Labeled region entries:
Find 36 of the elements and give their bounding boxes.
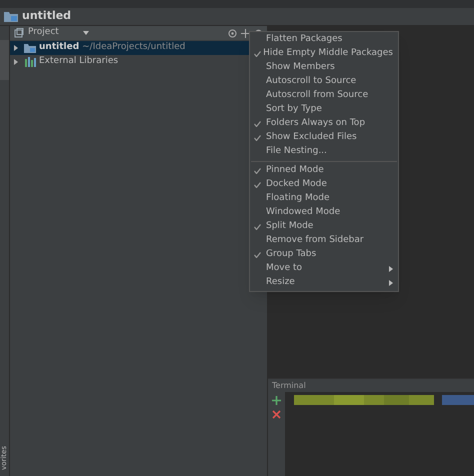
close-icon[interactable]	[272, 410, 281, 419]
window-title: untitled	[22, 8, 72, 24]
terminal-title: Terminal	[272, 380, 306, 392]
menu-item[interactable]: Move to	[250, 262, 398, 276]
tree-row[interactable]: untitled ~/IdeaProjects/untitled	[10, 41, 250, 55]
menu-item[interactable]: Docked Mode	[250, 178, 398, 192]
library-icon	[24, 57, 36, 67]
target-icon[interactable]	[228, 28, 237, 38]
panel-title[interactable]: Project	[28, 26, 59, 40]
window-icon	[14, 28, 24, 38]
menu-item[interactable]: Show Excluded Files	[250, 131, 398, 145]
menu-item[interactable]: File Nesting...	[250, 145, 398, 159]
path-label: ~/IdeaProjects/untitled	[82, 41, 186, 54]
menu-item[interactable]: Resize	[250, 276, 398, 290]
menu-item[interactable]: Sort by Type	[250, 103, 398, 117]
tree-label: untitled	[39, 41, 80, 54]
menu-item[interactable]: Autoscroll from Source	[250, 89, 398, 103]
tree-label: External Libraries	[39, 55, 118, 68]
add-icon[interactable]	[272, 396, 281, 405]
folder-icon	[24, 43, 36, 53]
tree-row[interactable]: External Libraries	[10, 55, 250, 69]
menu-item[interactable]: Windowed Mode	[250, 206, 398, 220]
expand-arrow-icon[interactable]	[13, 59, 19, 65]
folder-icon	[4, 11, 18, 22]
expand-arrow-icon[interactable]	[13, 45, 19, 51]
menu-item[interactable]: Split Mode	[250, 220, 398, 234]
dropdown-caret-icon[interactable]	[82, 31, 89, 35]
menu-item[interactable]: Group Tabs	[250, 248, 398, 262]
menu-item[interactable]: Autoscroll to Source	[250, 75, 398, 89]
menu-item[interactable]: Folders Always on Top	[250, 117, 398, 131]
menu-item[interactable]: Show Members	[250, 61, 398, 75]
menu-item[interactable]: Hide Empty Middle Packages	[250, 47, 398, 61]
menu-item[interactable]: Remove from Sidebar	[250, 234, 398, 248]
menu-item[interactable]: Flatten Packages	[250, 33, 398, 47]
menu-item[interactable]: Floating Mode	[250, 192, 398, 206]
menu-item[interactable]: Pinned Mode	[250, 164, 398, 178]
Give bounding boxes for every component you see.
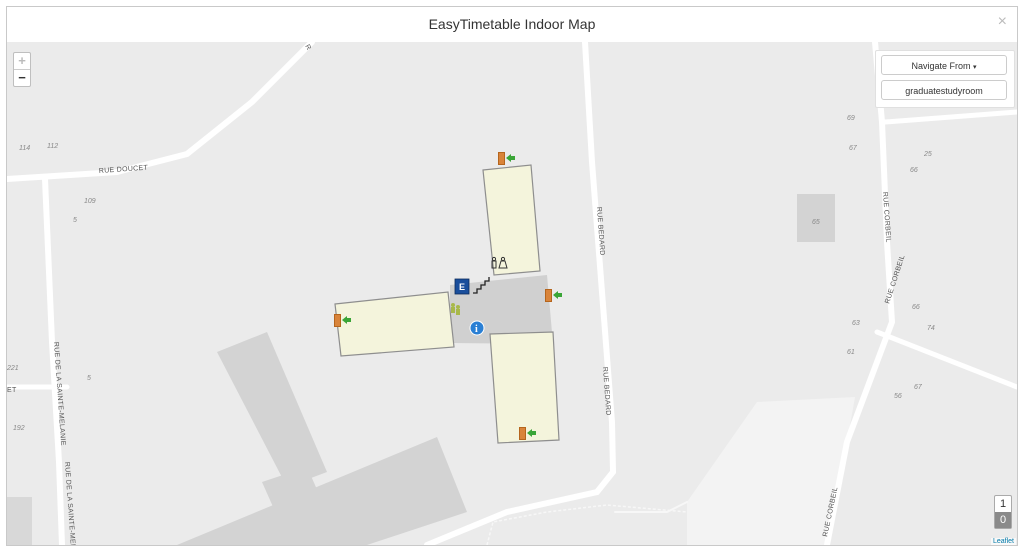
caret-down-icon: ▾ (973, 64, 977, 71)
map-view[interactable]: RUE DOUCET RUE BEDARD RUE BEDARD RUE COR… (7, 42, 1017, 545)
house-number: 61 (847, 349, 855, 356)
street-label-partial-left: ET (7, 387, 17, 394)
house-number: 112 (47, 143, 58, 150)
house-number: 192 (13, 425, 25, 432)
house-number: 63 (852, 320, 860, 327)
zoom-control: + − (13, 52, 31, 87)
map-canvas[interactable]: RUE DOUCET RUE BEDARD RUE BEDARD RUE COR… (7, 42, 1017, 545)
room-west[interactable] (334, 291, 455, 357)
info-icon[interactable]: i (469, 320, 485, 336)
room-south[interactable] (489, 331, 560, 444)
navigate-from-label: Navigate From (911, 61, 971, 71)
level-button-1[interactable]: 1 (995, 496, 1011, 512)
building-block (177, 437, 467, 545)
house-number: 109 (84, 198, 96, 205)
modal-title: EasyTimetable Indoor Map (428, 16, 596, 32)
elevator-letter: E (459, 282, 465, 292)
house-number: 74 (927, 325, 935, 332)
house-number: 221 (7, 365, 19, 372)
street-label-sainte-melanie-2: RUE DE LA SAINTE-MELA (63, 462, 76, 545)
street-label-doucet: RUE DOUCET (99, 165, 149, 175)
navigate-from-dropdown[interactable]: Navigate From ▾ (881, 55, 1007, 75)
zoom-out-button[interactable]: − (14, 70, 30, 86)
close-icon[interactable]: × (998, 13, 1007, 31)
elevator-icon[interactable]: E (454, 278, 470, 295)
modal-header: EasyTimetable Indoor Map × (7, 7, 1017, 43)
room-north[interactable] (482, 164, 541, 276)
building-block (217, 332, 327, 487)
house-number: 67 (914, 384, 923, 391)
house-number: 66 (912, 304, 920, 311)
building-block (797, 194, 835, 242)
house-number: 67 (849, 145, 858, 152)
house-number: 25 (923, 151, 932, 158)
house-number: 66 (910, 167, 918, 174)
zoom-in-button[interactable]: + (14, 53, 30, 70)
level-button-0[interactable]: 0 (995, 512, 1011, 528)
entrance-door-icon[interactable] (498, 152, 515, 165)
building-block (7, 497, 32, 545)
house-number: 5 (73, 217, 77, 224)
street-label-corbeil-top: RUE CORBEIL (881, 192, 892, 243)
indoor-map-modal: EasyTimetable Indoor Map × RUE DOUCET RU… (6, 6, 1018, 546)
entrance-door-icon[interactable] (545, 289, 562, 302)
house-number: 114 (19, 145, 30, 152)
house-number: 65 (812, 219, 820, 226)
navigation-panel: Navigate From ▾ graduatestudyroom (875, 50, 1015, 108)
info-letter: i (475, 324, 478, 335)
level-switcher: 1 0 (994, 495, 1012, 529)
attribution-link[interactable]: Leaflet (990, 538, 1016, 545)
house-number: 5 (87, 375, 91, 382)
house-number: 56 (894, 393, 902, 400)
room-button[interactable]: graduatestudyroom (881, 80, 1007, 100)
house-number: 69 (847, 115, 855, 122)
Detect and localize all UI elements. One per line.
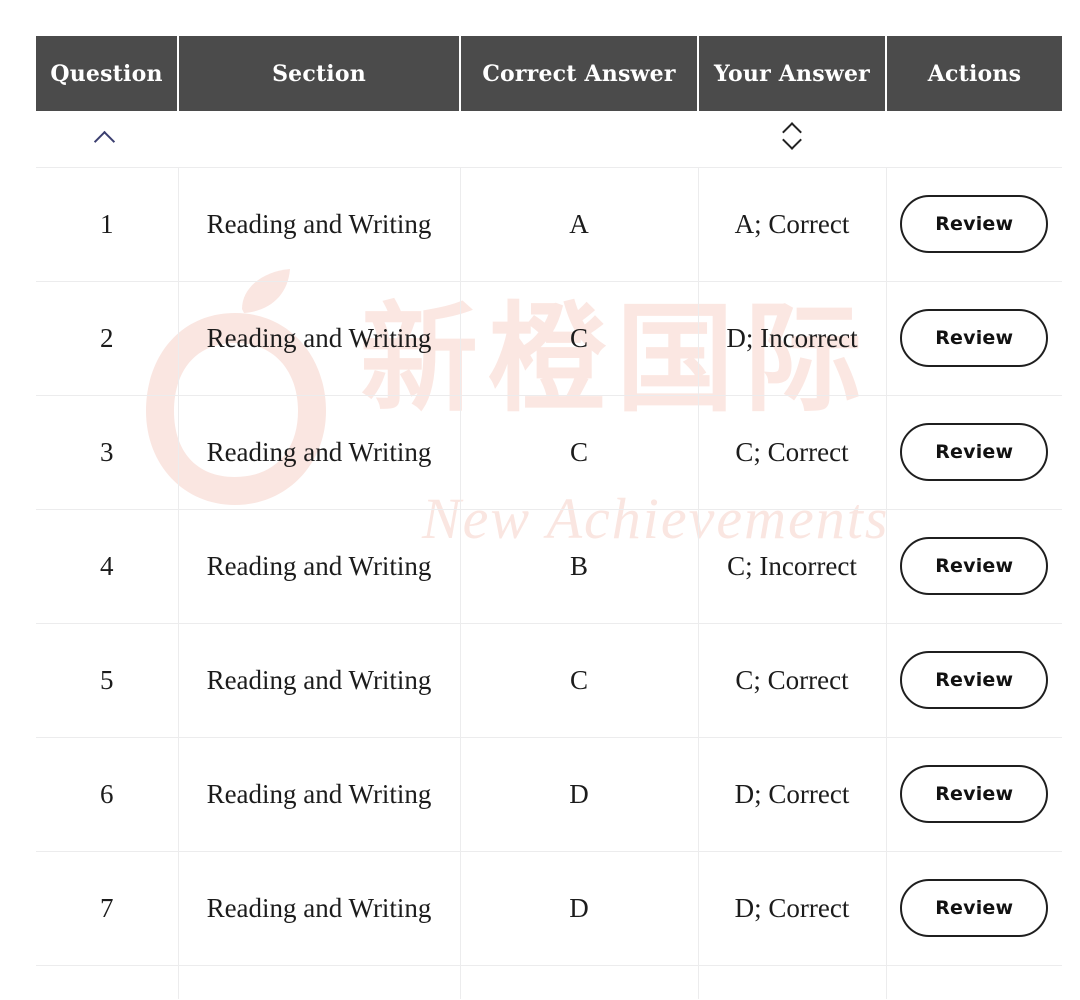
review-button[interactable]: Review: [900, 879, 1049, 937]
cell-actions: Review: [886, 737, 1062, 852]
cell-correct-answer: C: [460, 395, 699, 510]
table-row: 6 Reading and Writing D D; Correct Revie…: [36, 737, 1062, 852]
cell-your-answer: A; Correct: [698, 167, 887, 282]
table-row-partial: [36, 965, 1062, 999]
cell-question: 5: [36, 623, 179, 738]
table-row: 5 Reading and Writing C C; Correct Revie…: [36, 623, 1062, 738]
table-row: 4 Reading and Writing B C; Incorrect Rev…: [36, 509, 1062, 624]
sort-cell-your-answer[interactable]: [698, 111, 886, 168]
cell-section: Reading and Writing: [178, 737, 461, 852]
cell-actions: Review: [886, 167, 1062, 282]
cell-actions: Review: [886, 281, 1062, 396]
cell-correct-answer: D: [460, 851, 699, 966]
cell-question: 4: [36, 509, 179, 624]
cell-question: 7: [36, 851, 179, 966]
cell-correct-answer: C: [460, 623, 699, 738]
sort-cell-actions: [886, 111, 1062, 168]
cell-actions: Review: [886, 623, 1062, 738]
page-root: 新橙国际 New Achievements Question Section C…: [0, 0, 1080, 1000]
cell-your-answer: C; Incorrect: [698, 509, 887, 624]
cell-section: Reading and Writing: [178, 851, 461, 966]
cell-correct-answer: D: [460, 737, 699, 852]
cell-section: Reading and Writing: [178, 167, 461, 282]
results-table-container: Question Section Correct Answer Your Ans…: [36, 36, 1062, 999]
cell-your-answer: C; Correct: [698, 395, 887, 510]
chevron-up-down-icon[interactable]: [780, 121, 804, 151]
table-row: 3 Reading and Writing C C; Correct Revie…: [36, 395, 1062, 510]
table-row: 7 Reading and Writing D D; Correct Revie…: [36, 851, 1062, 966]
sort-indicator-body: [36, 111, 1062, 168]
sort-cell-correct-answer: [460, 111, 698, 168]
cell-actions-partial: [886, 965, 1062, 999]
results-table: Question Section Correct Answer Your Ans…: [36, 36, 1062, 999]
cell-section: Reading and Writing: [178, 509, 461, 624]
table-header: Question Section Correct Answer Your Ans…: [36, 36, 1062, 111]
cell-question: 2: [36, 281, 179, 396]
cell-question: 1: [36, 167, 179, 282]
table-row: 1 Reading and Writing A A; Correct Revie…: [36, 167, 1062, 282]
cell-question-partial: [36, 965, 179, 999]
cell-your-answer: D; Correct: [698, 851, 887, 966]
chevron-up-icon[interactable]: [94, 129, 120, 143]
cell-section: Reading and Writing: [178, 281, 461, 396]
sort-cell-question[interactable]: [36, 111, 178, 168]
cell-question: 3: [36, 395, 179, 510]
cell-correct-answer: B: [460, 509, 699, 624]
cell-question: 6: [36, 737, 179, 852]
table-body: 1 Reading and Writing A A; Correct Revie…: [36, 167, 1062, 999]
review-button[interactable]: Review: [900, 423, 1049, 481]
cell-your-answer: D; Incorrect: [698, 281, 887, 396]
cell-actions: Review: [886, 395, 1062, 510]
cell-actions: Review: [886, 851, 1062, 966]
review-button[interactable]: Review: [900, 765, 1049, 823]
cell-your-answer: D; Correct: [698, 737, 887, 852]
review-button[interactable]: Review: [900, 651, 1049, 709]
table-row: 2 Reading and Writing C D; Incorrect Rev…: [36, 281, 1062, 396]
cell-correct-answer: A: [460, 167, 699, 282]
cell-correct-answer-partial: [460, 965, 699, 999]
column-header-question[interactable]: Question: [36, 36, 179, 111]
cell-section-partial: [178, 965, 461, 999]
cell-your-answer-partial: [698, 965, 887, 999]
cell-correct-answer: C: [460, 281, 699, 396]
cell-section: Reading and Writing: [178, 395, 461, 510]
review-button[interactable]: Review: [900, 195, 1049, 253]
column-header-correct-answer[interactable]: Correct Answer: [460, 36, 699, 111]
column-header-actions: Actions: [886, 36, 1062, 111]
cell-section: Reading and Writing: [178, 623, 461, 738]
column-header-section[interactable]: Section: [178, 36, 461, 111]
cell-actions: Review: [886, 509, 1062, 624]
table-header-row: Question Section Correct Answer Your Ans…: [36, 36, 1062, 111]
cell-your-answer: C; Correct: [698, 623, 887, 738]
review-button[interactable]: Review: [900, 537, 1049, 595]
review-button[interactable]: Review: [900, 309, 1049, 367]
sort-cell-section: [178, 111, 460, 168]
column-header-your-answer[interactable]: Your Answer: [698, 36, 887, 111]
sort-indicator-row: [36, 111, 1062, 168]
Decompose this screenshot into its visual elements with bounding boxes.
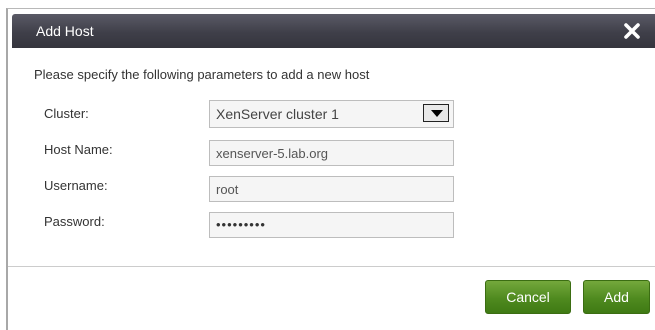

→ Your goal: In the data, from the line with "caret-down-icon: ▾ (973, 64, 977, 71)" up to and including the line with "house-number: 109 (84, 198, 96, 205)", change "house-number" to "address-number" and leave everything else the same. Return only those lines.

→ Task output:
caret-down-icon: ▾ (973, 64, 977, 71)
map-view[interactable]: RUE DOUCET RUE BEDARD RUE BEDARD RUE COR… (7, 42, 1017, 545)
address-number: 61 (847, 349, 855, 356)
street-label-partial-left: ET (7, 387, 17, 394)
address-number: 112 (47, 143, 58, 150)
address-number: 192 (13, 425, 25, 432)
address-number: 63 (852, 320, 860, 327)
zoom-control: + − (13, 52, 31, 87)
map-canvas[interactable]: RUE DOUCET RUE BEDARD RUE BEDARD RUE COR… (7, 42, 1017, 545)
room-west[interactable] (334, 291, 455, 357)
info-icon[interactable]: i (469, 320, 485, 336)
room-south[interactable] (489, 331, 560, 444)
navigate-from-label: Navigate From (911, 61, 971, 71)
level-button-1[interactable]: 1 (995, 496, 1011, 512)
building-block (177, 437, 467, 545)
address-number: 109 (84, 198, 96, 205)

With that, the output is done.